-------- Entries shown --------

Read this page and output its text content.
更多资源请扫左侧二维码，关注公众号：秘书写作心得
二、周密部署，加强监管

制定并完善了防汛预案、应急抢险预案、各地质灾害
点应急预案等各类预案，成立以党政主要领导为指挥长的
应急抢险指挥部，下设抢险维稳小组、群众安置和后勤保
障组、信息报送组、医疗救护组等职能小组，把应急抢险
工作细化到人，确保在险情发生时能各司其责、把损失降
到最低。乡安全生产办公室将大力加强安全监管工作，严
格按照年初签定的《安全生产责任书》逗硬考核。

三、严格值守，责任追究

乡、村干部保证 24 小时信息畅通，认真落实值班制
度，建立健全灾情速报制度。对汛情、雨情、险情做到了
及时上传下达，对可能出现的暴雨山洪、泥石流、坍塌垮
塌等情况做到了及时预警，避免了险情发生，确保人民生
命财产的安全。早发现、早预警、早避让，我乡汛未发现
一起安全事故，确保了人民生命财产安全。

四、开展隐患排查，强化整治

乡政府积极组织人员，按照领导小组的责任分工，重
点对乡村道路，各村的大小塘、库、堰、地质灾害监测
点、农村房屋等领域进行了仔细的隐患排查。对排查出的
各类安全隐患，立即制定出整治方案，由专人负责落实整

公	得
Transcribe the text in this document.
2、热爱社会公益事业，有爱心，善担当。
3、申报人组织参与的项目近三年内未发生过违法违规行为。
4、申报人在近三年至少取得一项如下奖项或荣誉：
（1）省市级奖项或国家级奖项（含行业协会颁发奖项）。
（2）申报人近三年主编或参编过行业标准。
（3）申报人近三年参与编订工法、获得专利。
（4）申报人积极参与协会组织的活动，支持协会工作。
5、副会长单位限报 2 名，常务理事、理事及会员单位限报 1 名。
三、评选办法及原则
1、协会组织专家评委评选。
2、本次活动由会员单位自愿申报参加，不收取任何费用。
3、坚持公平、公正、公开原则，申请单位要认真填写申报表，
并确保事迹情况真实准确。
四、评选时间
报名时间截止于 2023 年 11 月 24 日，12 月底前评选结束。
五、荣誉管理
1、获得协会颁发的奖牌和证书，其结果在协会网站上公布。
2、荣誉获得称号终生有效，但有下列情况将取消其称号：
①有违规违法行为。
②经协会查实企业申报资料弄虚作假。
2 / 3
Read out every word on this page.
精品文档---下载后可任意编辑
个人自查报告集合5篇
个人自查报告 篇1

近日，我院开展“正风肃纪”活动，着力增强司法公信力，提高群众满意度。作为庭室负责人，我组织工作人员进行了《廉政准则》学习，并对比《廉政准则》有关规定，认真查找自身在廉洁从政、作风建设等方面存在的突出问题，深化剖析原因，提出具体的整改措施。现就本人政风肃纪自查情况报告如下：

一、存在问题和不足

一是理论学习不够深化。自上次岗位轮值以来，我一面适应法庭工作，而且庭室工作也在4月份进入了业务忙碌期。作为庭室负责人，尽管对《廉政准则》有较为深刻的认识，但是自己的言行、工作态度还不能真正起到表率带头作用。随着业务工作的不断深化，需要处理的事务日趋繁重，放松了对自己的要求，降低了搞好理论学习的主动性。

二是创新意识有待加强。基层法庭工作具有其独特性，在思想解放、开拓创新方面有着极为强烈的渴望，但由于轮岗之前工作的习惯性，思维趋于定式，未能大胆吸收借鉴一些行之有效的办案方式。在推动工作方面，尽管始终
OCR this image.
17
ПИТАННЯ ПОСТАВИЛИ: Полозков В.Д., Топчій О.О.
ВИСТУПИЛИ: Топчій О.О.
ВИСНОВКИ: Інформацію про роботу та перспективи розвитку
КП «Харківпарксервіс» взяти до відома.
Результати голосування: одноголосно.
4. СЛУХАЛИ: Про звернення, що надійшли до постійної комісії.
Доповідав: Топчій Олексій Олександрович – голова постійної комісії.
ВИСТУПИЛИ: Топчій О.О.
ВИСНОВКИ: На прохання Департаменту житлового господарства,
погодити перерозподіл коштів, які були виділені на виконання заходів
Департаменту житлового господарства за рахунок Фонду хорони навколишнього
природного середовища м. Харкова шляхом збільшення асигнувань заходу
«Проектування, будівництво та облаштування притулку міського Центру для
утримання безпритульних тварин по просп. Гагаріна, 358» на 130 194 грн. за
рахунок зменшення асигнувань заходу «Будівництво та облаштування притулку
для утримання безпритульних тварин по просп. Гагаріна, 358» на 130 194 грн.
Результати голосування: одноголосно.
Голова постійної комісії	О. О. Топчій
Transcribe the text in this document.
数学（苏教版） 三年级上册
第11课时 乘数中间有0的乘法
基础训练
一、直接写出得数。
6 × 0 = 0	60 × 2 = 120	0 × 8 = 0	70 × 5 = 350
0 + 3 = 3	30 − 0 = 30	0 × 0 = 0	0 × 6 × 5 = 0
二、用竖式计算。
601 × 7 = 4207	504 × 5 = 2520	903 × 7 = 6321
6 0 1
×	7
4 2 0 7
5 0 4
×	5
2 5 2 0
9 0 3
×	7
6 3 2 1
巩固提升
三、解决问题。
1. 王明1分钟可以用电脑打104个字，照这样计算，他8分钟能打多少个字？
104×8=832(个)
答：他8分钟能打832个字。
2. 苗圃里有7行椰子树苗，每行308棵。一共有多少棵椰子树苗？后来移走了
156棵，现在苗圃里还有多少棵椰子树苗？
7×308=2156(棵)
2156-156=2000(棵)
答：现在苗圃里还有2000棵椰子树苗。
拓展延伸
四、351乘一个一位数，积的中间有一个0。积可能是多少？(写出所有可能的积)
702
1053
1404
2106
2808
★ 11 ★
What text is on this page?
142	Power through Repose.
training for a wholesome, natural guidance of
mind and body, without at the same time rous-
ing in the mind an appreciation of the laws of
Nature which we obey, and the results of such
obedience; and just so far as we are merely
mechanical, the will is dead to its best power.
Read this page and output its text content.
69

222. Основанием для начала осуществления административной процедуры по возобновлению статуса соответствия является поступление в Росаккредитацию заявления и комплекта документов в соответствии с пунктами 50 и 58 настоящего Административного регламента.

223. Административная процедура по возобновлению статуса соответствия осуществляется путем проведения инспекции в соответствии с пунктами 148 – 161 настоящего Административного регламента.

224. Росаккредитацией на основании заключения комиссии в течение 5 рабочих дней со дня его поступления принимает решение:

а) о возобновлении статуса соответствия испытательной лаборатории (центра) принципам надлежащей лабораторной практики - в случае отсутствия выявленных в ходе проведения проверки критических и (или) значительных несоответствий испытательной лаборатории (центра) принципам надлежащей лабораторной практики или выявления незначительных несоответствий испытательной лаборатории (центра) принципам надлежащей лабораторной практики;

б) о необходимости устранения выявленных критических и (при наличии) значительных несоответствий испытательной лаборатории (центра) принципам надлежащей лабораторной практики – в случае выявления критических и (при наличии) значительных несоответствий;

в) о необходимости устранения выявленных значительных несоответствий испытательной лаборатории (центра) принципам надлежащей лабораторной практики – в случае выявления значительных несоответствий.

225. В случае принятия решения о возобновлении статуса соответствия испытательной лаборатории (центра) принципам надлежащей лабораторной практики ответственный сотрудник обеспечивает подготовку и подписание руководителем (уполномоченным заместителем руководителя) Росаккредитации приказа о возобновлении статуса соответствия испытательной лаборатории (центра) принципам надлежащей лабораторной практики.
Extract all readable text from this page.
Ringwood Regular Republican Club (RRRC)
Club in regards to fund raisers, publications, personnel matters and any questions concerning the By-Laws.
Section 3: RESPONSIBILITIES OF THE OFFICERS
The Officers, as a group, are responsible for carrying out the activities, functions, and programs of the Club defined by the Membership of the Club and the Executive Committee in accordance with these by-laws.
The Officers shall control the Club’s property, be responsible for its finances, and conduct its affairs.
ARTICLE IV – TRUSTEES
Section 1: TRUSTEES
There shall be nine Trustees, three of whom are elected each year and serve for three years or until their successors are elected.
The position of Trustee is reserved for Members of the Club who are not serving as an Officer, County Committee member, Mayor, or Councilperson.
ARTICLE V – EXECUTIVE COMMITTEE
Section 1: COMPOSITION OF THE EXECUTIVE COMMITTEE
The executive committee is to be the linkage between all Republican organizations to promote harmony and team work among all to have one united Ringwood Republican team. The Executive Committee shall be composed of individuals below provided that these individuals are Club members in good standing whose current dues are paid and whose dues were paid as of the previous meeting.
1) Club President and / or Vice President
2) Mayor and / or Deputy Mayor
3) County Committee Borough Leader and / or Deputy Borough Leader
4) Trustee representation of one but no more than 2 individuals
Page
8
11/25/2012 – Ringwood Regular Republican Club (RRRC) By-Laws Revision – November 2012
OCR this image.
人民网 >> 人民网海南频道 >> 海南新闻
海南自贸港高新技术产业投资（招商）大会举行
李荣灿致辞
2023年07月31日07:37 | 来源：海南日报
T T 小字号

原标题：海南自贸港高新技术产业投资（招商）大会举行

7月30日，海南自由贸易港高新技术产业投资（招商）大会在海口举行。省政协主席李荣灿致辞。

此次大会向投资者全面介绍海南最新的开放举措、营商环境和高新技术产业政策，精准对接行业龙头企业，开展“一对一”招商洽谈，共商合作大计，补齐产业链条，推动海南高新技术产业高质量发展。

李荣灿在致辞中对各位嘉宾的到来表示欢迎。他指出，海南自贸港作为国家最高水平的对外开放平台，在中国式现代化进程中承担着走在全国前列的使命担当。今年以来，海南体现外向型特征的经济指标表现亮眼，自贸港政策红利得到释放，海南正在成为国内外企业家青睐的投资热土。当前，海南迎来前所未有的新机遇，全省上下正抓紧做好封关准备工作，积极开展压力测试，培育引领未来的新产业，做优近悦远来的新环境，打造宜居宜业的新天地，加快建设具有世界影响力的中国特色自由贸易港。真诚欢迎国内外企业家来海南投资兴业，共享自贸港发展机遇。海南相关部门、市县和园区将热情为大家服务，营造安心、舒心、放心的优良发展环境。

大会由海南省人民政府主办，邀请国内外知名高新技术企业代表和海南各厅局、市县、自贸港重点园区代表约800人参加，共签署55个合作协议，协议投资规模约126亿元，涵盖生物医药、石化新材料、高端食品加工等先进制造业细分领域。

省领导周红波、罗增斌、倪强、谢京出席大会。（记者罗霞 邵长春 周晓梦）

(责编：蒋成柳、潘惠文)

--------

Gather each line from the entries above that includes the word "RRRC".

### Complete response
Ringwood Regular Republican Club (RRRC)
11/25/2012 – Ringwood Regular Republican Club (RRRC) By-Laws Revision – November 2012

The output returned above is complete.